Skip to main content

Ellen Wernecke is known as a person who gets things done. So when the ACT Foundation asked her to champion the high school CPR program in the Lakeshore School Board where she was Director of Education in 1996, she jumped right in.

Ellen had 30 years experience as a principal and teacher. She liked the idea of teaching grade nine students how to intervene and perform CPR in case of a heart attack.

“The kids don’t necessarily feel that great about themselves in that grade, and CPR training is something they enjoy,” she says. When the campaign was rolling, she was spurred on by the letters she received from parents, expressing their support for this high school program.

Now retired, Ellen remains a champion for Montreal’s west-end CPR program and is still involved as an advisor to the ACT Foundation, helping to promote CPR training across the country.

“Many retired educators like myself still volunteer at the schools,” she says, “so they have the ideal opportunity to promote high school CPR.”

The ACT High School CPR Program was made possible in Montreal thanks to the generous support of ACT’s Quebec provincial partners: J.W. McConnell Family Foundation, McKesson Canada, the Quebec Ministry of Health and Social Services, the Quebec Ministry of Education, Recreation and Sports, Scotiabank and Sun Life Financial. Mannequins and curriculum resources were donated to the school and the teachers were trained as CPR instructors for their students.

Document understanding data:
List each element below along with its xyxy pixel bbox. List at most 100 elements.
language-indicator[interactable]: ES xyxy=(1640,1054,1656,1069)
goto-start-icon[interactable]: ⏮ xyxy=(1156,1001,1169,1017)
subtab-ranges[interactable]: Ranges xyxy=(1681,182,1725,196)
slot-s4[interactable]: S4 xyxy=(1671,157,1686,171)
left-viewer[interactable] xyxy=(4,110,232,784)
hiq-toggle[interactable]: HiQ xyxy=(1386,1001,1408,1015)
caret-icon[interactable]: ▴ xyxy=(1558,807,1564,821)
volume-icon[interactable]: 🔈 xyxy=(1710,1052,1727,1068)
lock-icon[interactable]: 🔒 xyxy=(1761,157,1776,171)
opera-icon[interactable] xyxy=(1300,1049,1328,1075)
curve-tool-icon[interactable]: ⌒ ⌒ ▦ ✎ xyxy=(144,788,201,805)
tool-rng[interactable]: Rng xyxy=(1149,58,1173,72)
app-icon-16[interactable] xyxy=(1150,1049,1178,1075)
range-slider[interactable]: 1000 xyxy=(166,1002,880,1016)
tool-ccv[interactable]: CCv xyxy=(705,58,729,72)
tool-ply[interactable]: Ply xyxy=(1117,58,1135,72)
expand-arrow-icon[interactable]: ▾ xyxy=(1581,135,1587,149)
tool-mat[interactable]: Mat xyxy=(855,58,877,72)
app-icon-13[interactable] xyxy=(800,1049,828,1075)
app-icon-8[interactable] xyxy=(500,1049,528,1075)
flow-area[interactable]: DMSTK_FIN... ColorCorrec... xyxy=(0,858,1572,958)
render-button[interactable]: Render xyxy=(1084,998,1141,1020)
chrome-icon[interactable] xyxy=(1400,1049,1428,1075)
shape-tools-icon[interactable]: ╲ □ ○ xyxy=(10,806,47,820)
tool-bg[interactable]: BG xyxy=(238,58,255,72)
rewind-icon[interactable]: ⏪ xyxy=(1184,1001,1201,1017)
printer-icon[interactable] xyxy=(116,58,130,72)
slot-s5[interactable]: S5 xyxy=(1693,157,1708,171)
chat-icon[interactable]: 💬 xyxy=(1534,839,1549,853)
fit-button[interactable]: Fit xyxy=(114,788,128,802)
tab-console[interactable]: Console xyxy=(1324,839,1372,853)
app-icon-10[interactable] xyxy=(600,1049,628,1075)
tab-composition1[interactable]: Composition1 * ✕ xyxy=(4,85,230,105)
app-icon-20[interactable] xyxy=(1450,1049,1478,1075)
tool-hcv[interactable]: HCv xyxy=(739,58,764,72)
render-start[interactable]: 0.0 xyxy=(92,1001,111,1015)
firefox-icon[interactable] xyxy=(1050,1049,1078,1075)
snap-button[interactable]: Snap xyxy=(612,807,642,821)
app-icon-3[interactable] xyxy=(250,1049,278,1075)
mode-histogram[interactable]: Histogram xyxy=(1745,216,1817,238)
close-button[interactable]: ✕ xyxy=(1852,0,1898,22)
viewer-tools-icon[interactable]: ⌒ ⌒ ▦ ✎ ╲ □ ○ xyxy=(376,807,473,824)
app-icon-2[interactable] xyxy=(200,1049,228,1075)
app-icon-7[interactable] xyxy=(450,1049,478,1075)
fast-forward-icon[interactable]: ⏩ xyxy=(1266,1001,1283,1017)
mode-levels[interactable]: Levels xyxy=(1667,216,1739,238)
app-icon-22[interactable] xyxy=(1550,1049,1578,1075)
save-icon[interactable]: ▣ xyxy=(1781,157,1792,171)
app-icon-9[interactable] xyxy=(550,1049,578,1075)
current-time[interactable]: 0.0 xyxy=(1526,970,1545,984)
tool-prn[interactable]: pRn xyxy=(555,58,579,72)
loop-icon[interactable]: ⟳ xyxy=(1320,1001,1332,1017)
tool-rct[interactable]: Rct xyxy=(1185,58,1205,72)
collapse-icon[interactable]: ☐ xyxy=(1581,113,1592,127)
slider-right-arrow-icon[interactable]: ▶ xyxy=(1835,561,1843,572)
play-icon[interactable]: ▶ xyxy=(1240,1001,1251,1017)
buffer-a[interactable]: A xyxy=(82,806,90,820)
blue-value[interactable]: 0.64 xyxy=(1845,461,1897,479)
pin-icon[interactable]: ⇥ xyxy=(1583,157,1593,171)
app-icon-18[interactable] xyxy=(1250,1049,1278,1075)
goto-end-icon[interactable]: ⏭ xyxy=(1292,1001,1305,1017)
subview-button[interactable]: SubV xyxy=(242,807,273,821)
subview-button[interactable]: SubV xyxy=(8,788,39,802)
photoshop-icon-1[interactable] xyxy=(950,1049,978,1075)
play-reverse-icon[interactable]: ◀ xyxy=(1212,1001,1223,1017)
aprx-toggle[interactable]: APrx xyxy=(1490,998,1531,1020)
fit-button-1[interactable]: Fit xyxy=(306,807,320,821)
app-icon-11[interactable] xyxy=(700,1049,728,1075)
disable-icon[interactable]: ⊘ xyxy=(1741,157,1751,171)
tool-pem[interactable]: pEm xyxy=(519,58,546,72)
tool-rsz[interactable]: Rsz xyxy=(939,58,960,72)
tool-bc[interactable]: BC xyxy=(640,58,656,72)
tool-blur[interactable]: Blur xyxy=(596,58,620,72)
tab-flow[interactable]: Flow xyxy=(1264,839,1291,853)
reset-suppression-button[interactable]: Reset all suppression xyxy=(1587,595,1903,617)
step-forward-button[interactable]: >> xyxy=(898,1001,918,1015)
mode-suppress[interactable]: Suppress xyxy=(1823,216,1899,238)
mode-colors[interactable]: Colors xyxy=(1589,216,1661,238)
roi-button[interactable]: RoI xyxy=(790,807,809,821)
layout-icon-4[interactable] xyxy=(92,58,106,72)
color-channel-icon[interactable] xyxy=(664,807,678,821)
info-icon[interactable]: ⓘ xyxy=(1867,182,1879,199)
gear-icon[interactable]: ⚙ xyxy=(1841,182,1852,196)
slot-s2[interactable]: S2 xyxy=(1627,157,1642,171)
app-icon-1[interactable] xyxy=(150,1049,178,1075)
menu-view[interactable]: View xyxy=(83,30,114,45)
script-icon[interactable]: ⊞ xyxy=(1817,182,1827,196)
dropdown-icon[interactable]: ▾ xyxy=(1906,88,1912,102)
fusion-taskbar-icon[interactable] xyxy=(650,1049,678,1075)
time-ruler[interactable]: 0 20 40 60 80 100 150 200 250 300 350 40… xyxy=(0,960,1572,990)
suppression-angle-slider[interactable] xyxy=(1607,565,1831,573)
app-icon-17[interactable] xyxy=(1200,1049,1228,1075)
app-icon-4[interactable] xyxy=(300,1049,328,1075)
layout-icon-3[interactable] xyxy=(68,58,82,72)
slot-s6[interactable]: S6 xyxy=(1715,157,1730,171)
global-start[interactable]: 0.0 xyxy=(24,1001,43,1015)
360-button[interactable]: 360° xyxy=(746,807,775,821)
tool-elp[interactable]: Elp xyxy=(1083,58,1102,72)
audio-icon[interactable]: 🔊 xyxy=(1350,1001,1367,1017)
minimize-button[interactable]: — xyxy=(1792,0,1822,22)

EXERCISE REQUIREMENTS
a – Say whether each statement agrees with the Ellen Wernecke profile, answering yes or no and quoting the words from the profile that decide it. (i) Ellen had 30 years of experience as a principal and teacher. (ii) The CPR program was aimed at grade ten students. (iii) The mannequins used in the program were bought by the teachers.
b – Write what comes next in the Ellen Wernecke profile, starting after its last sentence.

ANSWER SECTION
a –
(i) Yes: "Ellen had 30 years experience as a principal and teacher."
(ii) No: "teaching grade nine students how to intervene and perform CPR in case of a heart attack."
(iii) No: "Mannequins and curriculum resources were donated to the school"

b –
Also responsible are ACT’s core partners, companies in the research-based pharmaceutical industry: AstraZeneca, Bristol-Myers Squibb Canada, Pfizer Canada and sanofi-aventis. They provide ACT’s sustaining funding and are committed to the Foundation’s Quebec Program and national goal of promoting health and empowering Canadians to save lives.

The Advanced Coronary Treatment (ACT) Foundation is an award-winning, national charitable organization dedicated to establishing CPR in high schools across Canada. ACT raises funds to donate mannequins, teacher training, manuals and other materials to schools and guides schools in program set-up and long-term sustainability. Teachers teach CPR to their students as a regular part of the curriculum. More than 900,000 youth have been trained in CPR through this lifesaving program to date.